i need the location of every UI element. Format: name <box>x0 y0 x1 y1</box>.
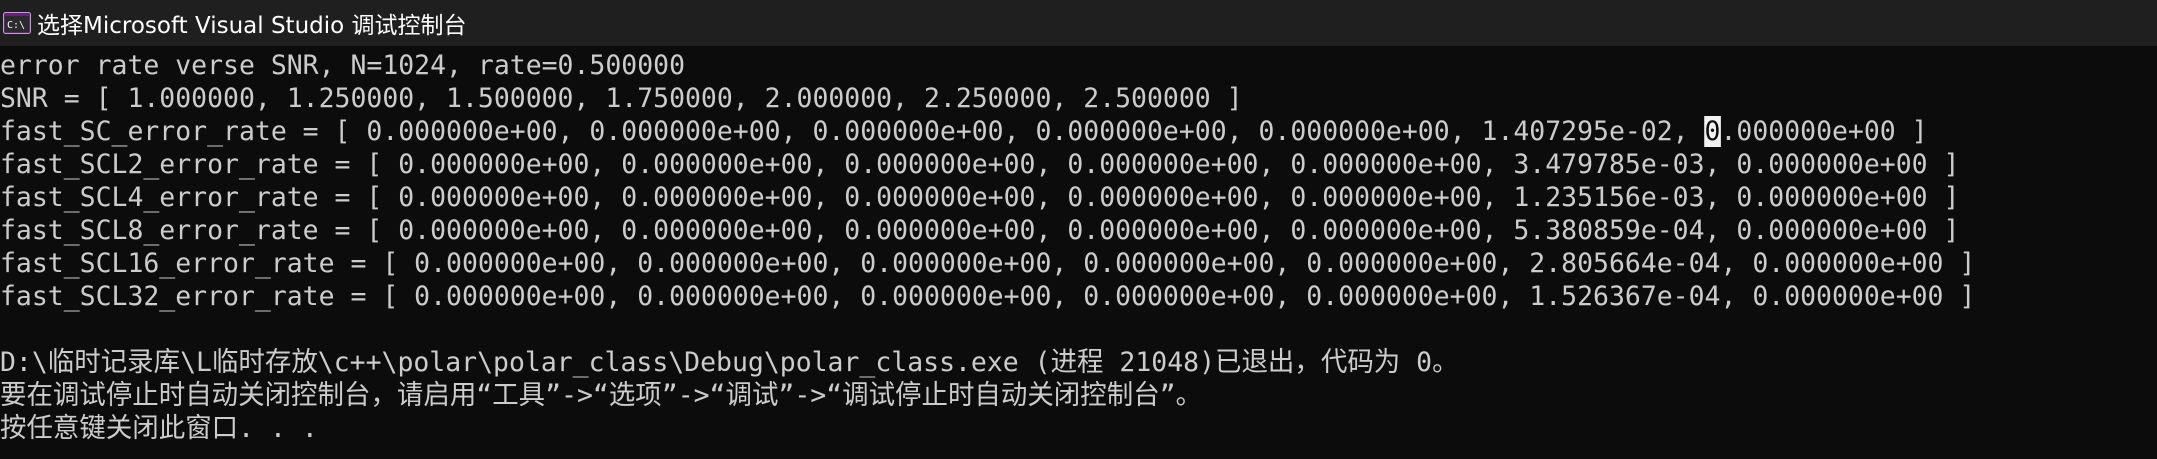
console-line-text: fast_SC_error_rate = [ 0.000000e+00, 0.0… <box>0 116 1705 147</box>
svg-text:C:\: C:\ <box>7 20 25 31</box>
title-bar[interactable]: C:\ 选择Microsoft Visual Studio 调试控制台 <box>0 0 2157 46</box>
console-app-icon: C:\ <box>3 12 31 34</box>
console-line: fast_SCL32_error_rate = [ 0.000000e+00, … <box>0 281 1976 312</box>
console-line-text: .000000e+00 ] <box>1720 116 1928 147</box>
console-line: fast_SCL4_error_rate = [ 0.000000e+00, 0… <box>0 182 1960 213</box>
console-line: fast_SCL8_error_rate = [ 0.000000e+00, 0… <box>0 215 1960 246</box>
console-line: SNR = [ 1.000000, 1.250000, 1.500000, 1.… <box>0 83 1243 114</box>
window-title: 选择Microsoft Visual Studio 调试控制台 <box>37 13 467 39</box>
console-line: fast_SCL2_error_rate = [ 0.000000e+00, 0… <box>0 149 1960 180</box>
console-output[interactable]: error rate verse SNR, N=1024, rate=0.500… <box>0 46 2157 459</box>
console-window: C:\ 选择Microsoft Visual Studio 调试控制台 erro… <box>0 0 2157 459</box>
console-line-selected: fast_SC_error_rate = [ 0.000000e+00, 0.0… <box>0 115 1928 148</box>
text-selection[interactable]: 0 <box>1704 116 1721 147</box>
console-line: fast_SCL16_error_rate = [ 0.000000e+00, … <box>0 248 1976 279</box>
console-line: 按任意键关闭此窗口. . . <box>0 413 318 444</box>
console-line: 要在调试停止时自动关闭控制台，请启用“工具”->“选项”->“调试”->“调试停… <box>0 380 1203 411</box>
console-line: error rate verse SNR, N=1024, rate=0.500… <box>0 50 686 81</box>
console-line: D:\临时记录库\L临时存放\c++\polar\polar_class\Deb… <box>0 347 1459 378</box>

+ + + + + + +

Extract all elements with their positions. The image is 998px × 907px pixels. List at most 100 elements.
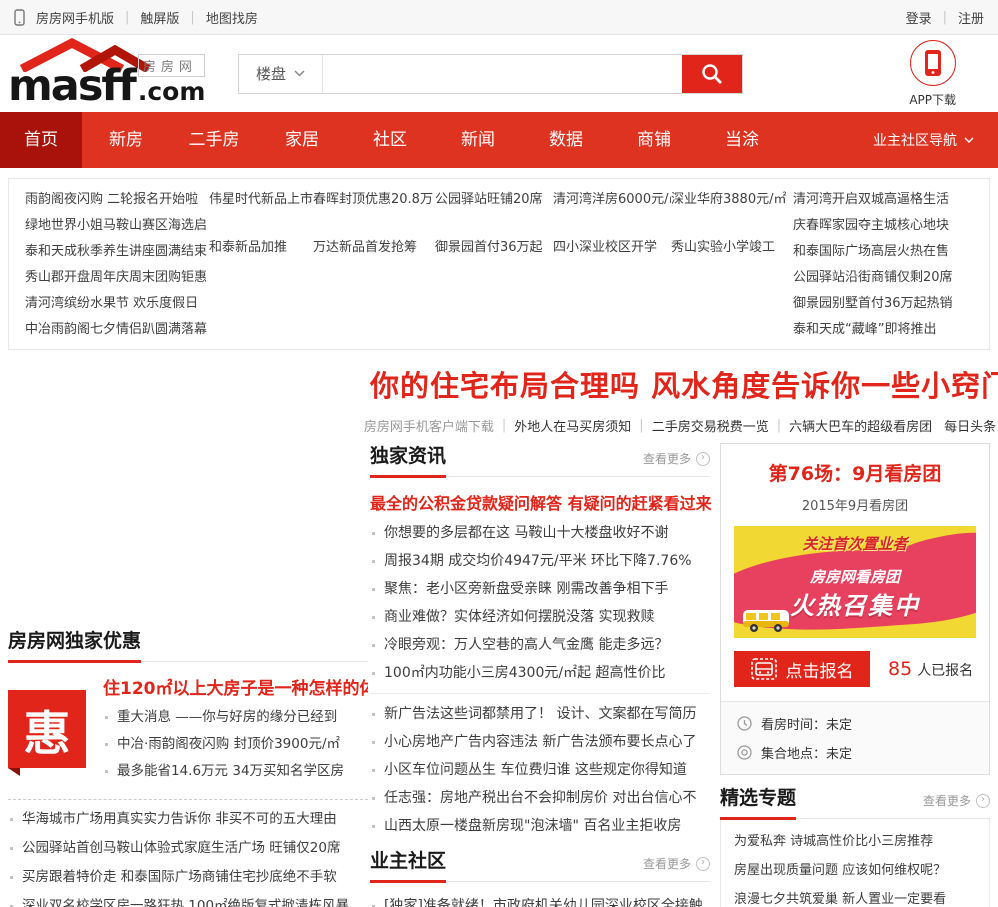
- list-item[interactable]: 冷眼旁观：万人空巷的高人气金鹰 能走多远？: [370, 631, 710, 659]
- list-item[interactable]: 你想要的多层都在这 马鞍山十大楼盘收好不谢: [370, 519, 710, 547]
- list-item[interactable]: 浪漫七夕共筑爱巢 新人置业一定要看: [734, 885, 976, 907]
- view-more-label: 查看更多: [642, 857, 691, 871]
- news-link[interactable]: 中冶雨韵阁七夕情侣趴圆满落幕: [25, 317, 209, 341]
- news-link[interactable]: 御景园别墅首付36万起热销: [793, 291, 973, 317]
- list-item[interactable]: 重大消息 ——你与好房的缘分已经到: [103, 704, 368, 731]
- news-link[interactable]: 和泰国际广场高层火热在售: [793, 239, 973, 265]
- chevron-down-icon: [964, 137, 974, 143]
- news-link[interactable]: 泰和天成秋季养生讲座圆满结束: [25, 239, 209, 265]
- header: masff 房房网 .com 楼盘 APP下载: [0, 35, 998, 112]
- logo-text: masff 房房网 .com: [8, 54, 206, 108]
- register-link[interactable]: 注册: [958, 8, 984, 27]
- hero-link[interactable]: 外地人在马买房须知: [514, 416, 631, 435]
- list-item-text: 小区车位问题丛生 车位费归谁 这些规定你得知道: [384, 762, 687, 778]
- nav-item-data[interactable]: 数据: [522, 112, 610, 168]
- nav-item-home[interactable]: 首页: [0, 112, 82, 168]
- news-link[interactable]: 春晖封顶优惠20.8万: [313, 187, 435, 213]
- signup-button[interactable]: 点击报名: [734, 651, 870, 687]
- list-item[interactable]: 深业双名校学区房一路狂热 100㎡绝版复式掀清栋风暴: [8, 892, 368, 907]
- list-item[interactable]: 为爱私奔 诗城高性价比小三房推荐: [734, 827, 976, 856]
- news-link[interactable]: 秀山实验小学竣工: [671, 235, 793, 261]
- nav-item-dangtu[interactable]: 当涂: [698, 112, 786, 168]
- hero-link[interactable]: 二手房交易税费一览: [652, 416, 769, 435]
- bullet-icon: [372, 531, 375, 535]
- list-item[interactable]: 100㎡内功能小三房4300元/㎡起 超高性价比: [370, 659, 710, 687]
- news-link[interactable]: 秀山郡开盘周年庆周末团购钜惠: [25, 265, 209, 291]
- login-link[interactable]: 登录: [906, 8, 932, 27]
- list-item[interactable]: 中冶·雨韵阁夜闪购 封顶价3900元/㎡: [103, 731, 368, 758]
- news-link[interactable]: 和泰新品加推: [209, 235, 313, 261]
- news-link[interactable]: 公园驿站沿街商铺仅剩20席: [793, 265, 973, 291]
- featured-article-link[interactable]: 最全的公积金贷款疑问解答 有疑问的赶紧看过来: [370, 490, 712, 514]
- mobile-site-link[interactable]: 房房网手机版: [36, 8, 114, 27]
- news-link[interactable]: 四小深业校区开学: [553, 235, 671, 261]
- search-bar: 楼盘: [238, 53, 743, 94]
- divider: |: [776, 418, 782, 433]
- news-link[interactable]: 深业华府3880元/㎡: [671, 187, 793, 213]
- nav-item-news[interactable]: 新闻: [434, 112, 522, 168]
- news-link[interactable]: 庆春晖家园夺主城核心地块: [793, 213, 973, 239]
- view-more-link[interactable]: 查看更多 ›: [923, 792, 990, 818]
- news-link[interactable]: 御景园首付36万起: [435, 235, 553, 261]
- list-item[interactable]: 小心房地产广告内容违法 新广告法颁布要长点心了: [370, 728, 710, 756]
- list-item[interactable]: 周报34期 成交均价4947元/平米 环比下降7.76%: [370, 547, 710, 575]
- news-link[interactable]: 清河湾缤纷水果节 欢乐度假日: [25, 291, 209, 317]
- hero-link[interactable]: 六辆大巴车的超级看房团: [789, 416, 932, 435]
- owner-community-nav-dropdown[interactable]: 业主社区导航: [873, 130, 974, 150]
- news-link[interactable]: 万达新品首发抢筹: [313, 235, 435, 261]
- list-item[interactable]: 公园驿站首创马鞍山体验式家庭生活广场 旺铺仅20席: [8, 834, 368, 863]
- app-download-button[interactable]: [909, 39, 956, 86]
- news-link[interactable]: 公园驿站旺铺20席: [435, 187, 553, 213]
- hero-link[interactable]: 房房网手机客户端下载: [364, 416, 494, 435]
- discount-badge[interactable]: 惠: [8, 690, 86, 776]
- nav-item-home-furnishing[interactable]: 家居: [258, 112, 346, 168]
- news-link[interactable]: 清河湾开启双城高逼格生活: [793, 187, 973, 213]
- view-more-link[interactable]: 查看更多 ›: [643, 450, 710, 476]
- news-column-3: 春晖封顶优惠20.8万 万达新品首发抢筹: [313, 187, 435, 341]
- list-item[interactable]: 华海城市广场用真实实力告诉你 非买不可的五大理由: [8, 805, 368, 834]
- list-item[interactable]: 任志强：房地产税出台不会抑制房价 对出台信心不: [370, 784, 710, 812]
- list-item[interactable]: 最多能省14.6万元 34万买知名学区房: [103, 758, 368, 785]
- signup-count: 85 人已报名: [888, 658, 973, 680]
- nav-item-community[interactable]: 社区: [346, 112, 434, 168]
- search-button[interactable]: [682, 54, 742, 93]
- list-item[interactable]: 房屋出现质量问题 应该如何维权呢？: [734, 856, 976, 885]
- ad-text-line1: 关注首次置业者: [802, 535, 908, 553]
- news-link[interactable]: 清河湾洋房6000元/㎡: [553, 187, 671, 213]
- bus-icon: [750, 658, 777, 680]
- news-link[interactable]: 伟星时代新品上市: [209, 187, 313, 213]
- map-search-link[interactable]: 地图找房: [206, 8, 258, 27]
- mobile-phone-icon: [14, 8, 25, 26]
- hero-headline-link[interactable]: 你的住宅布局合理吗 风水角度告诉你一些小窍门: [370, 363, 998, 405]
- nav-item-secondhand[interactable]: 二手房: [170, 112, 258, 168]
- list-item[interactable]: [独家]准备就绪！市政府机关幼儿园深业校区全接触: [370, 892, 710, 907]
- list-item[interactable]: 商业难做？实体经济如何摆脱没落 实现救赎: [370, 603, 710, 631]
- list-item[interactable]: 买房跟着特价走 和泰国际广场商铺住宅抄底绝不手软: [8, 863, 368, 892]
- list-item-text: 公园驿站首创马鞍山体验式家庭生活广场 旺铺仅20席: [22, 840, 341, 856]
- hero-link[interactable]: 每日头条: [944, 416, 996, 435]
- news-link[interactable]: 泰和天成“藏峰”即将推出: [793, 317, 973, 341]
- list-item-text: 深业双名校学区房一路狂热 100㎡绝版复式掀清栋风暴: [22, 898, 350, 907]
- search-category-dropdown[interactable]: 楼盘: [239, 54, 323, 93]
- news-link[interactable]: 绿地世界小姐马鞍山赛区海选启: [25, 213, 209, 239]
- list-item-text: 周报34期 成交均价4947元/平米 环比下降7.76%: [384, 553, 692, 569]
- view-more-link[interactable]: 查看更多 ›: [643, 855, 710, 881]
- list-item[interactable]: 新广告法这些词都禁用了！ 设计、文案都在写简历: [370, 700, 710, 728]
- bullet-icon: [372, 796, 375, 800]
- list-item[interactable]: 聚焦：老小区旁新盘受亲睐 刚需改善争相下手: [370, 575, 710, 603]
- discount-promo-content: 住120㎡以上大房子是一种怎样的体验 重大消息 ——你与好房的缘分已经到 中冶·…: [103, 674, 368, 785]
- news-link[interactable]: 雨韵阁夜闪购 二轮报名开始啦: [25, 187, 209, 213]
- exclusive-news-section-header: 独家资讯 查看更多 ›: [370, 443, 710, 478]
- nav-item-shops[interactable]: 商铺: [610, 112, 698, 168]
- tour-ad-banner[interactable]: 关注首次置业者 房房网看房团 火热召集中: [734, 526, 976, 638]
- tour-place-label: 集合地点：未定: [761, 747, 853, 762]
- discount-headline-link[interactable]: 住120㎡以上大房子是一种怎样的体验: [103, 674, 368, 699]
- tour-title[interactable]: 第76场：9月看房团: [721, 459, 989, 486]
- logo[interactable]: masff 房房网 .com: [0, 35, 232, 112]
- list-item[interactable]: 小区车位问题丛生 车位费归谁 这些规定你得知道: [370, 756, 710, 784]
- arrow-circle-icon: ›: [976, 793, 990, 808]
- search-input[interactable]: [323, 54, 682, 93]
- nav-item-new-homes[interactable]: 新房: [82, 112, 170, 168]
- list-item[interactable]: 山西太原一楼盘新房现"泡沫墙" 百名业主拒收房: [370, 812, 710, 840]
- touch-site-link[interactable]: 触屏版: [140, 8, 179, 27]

+ + + + + + +

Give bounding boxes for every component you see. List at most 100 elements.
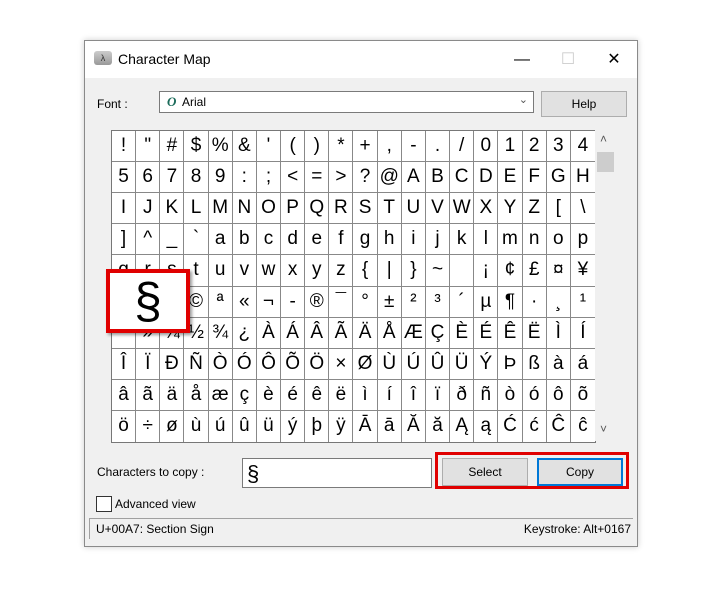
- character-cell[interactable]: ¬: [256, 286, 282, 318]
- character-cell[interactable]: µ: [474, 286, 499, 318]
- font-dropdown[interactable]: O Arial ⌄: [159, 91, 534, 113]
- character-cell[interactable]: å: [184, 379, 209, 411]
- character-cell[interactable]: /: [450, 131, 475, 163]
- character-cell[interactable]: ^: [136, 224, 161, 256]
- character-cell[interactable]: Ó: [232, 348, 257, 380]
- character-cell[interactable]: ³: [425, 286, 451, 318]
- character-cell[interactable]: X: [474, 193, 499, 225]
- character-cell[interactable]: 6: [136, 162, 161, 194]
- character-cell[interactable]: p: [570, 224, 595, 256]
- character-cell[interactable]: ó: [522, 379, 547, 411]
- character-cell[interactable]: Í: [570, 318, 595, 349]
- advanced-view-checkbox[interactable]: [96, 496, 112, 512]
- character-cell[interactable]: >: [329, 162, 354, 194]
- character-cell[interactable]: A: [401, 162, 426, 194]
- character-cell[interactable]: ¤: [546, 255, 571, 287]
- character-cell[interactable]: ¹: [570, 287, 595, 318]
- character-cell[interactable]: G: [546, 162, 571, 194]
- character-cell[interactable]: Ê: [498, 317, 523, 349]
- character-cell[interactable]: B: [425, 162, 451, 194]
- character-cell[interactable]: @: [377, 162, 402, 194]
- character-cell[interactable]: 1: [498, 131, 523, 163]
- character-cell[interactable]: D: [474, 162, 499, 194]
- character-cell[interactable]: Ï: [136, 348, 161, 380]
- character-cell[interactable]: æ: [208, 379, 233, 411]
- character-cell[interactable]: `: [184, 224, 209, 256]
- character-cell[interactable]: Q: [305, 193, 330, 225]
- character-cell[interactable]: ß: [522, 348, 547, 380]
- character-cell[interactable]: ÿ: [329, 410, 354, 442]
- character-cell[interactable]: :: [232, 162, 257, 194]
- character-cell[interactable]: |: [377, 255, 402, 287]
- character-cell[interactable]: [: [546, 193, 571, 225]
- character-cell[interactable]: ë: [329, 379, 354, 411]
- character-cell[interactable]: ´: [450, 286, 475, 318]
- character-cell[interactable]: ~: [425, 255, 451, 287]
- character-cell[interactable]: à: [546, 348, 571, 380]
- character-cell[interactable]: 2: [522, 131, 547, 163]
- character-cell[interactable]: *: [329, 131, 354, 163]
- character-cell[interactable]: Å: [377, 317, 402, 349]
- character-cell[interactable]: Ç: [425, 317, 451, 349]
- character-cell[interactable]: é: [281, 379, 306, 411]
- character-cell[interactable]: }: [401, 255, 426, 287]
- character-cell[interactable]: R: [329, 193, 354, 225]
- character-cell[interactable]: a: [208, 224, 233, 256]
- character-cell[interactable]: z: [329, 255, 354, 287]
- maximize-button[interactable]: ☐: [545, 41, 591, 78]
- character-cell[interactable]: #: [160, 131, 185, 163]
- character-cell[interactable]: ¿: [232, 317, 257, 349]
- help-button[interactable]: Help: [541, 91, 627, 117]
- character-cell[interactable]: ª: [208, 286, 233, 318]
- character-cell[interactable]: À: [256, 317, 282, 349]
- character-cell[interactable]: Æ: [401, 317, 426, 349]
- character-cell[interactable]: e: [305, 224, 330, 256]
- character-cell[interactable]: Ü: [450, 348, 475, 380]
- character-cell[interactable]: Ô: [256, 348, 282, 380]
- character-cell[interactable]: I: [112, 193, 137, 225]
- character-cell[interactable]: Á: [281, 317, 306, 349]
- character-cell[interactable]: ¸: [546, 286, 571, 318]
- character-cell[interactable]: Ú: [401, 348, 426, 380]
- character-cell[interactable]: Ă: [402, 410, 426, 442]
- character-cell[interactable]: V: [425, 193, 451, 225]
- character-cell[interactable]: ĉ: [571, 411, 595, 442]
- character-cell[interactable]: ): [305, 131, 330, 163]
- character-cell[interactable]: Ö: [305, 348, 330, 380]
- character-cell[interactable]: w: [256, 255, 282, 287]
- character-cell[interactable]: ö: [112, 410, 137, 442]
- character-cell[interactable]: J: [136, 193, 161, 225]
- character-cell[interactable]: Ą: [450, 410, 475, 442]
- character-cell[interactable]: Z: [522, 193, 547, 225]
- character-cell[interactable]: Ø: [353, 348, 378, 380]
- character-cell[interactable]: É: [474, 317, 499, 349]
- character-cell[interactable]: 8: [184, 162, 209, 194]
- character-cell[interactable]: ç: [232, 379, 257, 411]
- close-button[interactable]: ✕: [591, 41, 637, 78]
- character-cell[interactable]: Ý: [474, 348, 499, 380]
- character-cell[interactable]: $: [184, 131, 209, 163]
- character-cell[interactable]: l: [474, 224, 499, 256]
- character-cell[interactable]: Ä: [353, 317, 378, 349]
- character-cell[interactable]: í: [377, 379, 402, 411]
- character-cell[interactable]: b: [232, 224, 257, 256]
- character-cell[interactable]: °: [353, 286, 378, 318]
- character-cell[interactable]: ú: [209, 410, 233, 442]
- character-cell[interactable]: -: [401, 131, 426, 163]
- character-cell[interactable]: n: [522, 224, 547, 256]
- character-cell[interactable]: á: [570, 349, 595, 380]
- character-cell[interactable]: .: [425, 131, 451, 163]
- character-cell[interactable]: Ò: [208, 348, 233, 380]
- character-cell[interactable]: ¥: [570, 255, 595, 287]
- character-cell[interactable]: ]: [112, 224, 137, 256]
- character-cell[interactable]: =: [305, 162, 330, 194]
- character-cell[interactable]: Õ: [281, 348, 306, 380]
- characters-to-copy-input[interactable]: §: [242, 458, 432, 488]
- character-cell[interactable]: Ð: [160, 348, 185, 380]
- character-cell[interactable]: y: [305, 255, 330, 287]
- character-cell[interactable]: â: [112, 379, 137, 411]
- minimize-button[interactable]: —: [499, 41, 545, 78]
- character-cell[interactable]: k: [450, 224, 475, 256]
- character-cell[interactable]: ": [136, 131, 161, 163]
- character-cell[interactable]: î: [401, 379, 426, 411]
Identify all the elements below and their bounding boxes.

+ + + + + + +

DIRECTIONS FOR THIS TASK
Rewrite the lines between the one holding "- character-cell[interactable]: ¬: [256, 286, 282, 318]" and the one holding "- character-cell[interactable]: G: [546, 162, 571, 194]", inclusive, as a Markdown table with columns Row and Line, leaving out any blank lines.

OUTPUT FOR THIS TASK
| Row | Line |
|---|---|
| 1 | - character-cell[interactable]: ¬: [256, 286, 282, 318] |
| 2 | - character-cell[interactable]: µ: [474, 286, 499, 318] |
| 3 | - font-dropdown[interactable]: O Arial ⌄: [159, 91, 534, 113] |
| 4 | - character-cell[interactable]: å: [184, 379, 209, 411] |
| 5 | - character-cell[interactable]: /: [450, 131, 475, 163] |
| 6 | - character-cell[interactable]: ^: [136, 224, 161, 256] |
| 7 | - character-cell[interactable]: Ó: [232, 348, 257, 380] |
| 8 | - character-cell[interactable]: ³: [425, 286, 451, 318] |
| 9 | - character-cell[interactable]: X: [474, 193, 499, 225] |
| 10 | - character-cell[interactable]: 6: [136, 162, 161, 194] |
| 11 | - character-cell[interactable]: p: [570, 224, 595, 256] |
| 12 | - character-cell[interactable]: ó: [522, 379, 547, 411] |
| 13 | - character-cell[interactable]: Í: [570, 318, 595, 349] |
| 14 | - advanced-view-checkbox[interactable]: [96, 496, 112, 512] |
| 15 | - character-cell[interactable]: >: [329, 162, 354, 194] |
| 16 | - character-cell[interactable]: A: [401, 162, 426, 194] |
| 17 | - character-cell[interactable]: ¤: [546, 255, 571, 287] |
| 18 | - character-cell[interactable]: ¹: [570, 287, 595, 318] |
| 19 | - character-cell[interactable]: G: [546, 162, 571, 194] |